## Begin Given records

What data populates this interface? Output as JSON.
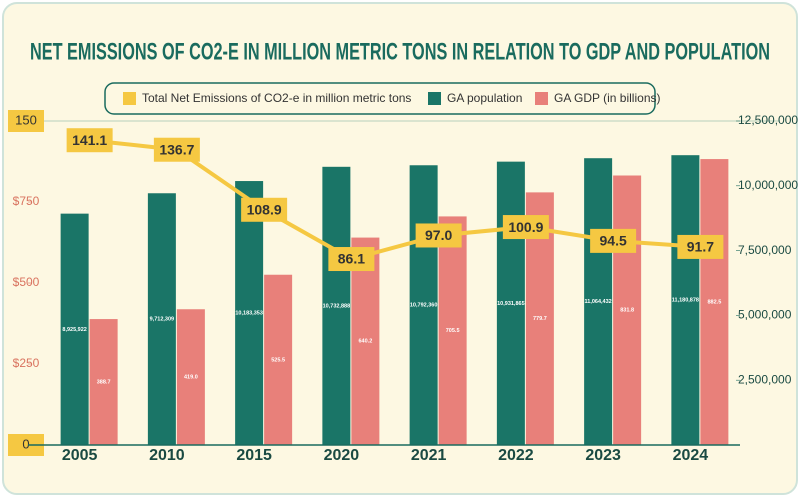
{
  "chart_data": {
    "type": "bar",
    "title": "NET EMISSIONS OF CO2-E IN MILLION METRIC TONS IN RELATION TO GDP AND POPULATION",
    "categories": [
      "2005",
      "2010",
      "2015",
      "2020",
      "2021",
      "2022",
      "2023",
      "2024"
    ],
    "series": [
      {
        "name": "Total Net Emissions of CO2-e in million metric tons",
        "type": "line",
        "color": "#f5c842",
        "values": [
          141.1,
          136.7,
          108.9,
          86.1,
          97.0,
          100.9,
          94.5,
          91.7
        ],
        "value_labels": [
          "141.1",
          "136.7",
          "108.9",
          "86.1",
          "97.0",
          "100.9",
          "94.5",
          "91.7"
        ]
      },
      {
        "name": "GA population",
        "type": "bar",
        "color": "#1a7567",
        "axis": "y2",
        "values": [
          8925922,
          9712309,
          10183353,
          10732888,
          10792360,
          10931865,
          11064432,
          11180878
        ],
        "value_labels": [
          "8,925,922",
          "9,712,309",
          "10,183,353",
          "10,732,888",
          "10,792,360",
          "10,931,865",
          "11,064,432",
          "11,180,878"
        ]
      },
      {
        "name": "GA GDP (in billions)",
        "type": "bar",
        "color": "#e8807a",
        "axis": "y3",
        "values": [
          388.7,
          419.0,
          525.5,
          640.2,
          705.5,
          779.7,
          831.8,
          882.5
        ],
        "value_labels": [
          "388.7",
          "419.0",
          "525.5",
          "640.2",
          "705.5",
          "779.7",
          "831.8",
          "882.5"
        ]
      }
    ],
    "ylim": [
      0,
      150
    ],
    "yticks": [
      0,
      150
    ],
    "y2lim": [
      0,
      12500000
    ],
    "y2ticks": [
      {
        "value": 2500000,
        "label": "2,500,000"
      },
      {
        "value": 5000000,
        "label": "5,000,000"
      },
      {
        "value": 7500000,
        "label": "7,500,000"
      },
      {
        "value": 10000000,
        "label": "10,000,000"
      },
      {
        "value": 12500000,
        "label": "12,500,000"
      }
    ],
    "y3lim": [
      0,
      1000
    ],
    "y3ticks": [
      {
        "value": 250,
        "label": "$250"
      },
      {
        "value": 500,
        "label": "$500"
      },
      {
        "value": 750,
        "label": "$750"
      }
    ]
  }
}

## End Given records
## Begin Given records

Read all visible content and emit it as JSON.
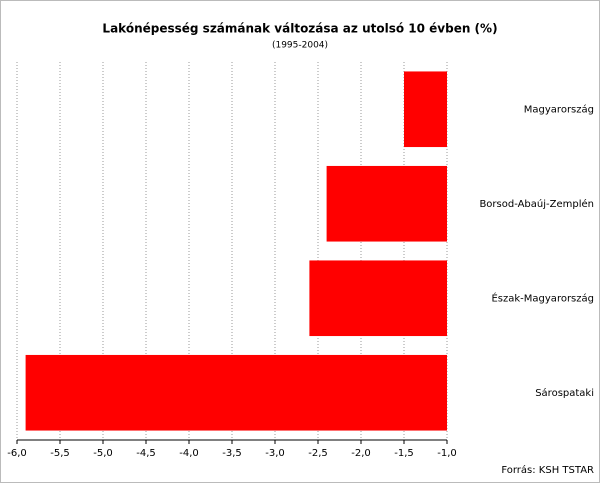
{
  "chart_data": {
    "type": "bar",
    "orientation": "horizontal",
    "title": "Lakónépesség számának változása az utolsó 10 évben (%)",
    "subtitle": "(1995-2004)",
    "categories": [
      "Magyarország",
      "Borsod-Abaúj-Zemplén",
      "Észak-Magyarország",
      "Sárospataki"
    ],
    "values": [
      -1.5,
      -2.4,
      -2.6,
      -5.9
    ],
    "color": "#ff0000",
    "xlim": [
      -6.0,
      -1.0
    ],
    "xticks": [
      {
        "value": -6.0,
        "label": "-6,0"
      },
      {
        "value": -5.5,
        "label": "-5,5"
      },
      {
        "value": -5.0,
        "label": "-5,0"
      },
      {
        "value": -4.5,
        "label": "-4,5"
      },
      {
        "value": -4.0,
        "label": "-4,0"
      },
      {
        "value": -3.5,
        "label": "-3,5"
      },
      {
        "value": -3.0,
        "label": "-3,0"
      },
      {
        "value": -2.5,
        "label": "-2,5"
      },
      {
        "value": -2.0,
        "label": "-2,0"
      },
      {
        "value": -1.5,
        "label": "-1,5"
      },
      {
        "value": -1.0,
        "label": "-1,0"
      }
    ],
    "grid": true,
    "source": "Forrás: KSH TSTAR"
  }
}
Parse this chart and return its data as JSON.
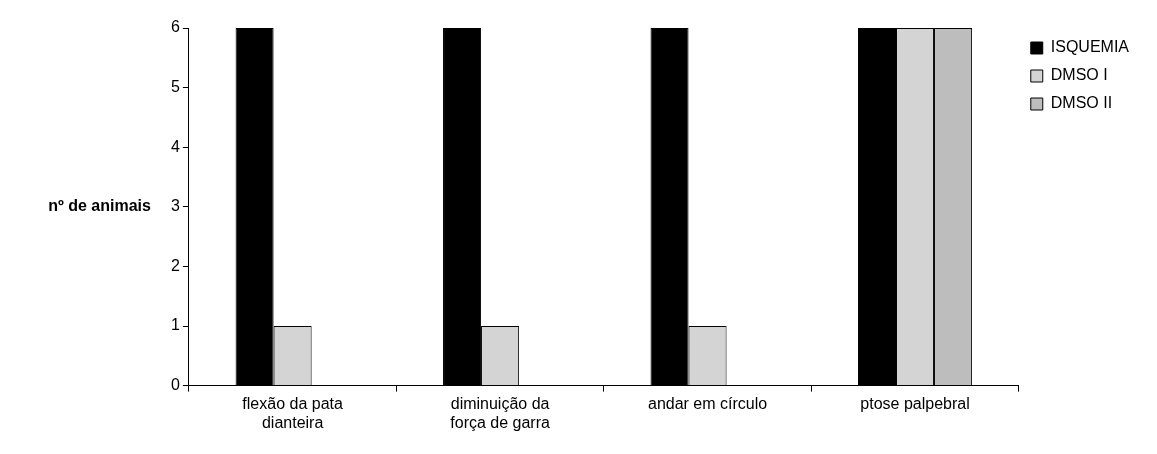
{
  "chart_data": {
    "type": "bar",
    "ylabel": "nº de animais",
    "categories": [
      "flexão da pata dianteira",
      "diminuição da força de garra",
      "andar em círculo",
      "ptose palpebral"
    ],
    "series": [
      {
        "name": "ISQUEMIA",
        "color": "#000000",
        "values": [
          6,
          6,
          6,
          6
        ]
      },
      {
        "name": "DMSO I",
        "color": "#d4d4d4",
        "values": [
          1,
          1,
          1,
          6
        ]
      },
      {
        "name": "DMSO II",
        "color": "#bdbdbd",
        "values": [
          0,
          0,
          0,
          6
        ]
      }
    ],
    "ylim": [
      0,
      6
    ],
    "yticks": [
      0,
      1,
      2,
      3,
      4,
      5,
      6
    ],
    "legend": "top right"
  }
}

## End Given records

Using the listing, collect all lines in which the string "name" is found.

*Exercise answer:*
        "name": "Total Net Emissions of CO2-e in million metric tons",
        "name": "GA population",
        "name": "GA GDP (in billions)",
        "name": "ISQUEMIA",
        "name": "DMSO I",
        "name": "DMSO II",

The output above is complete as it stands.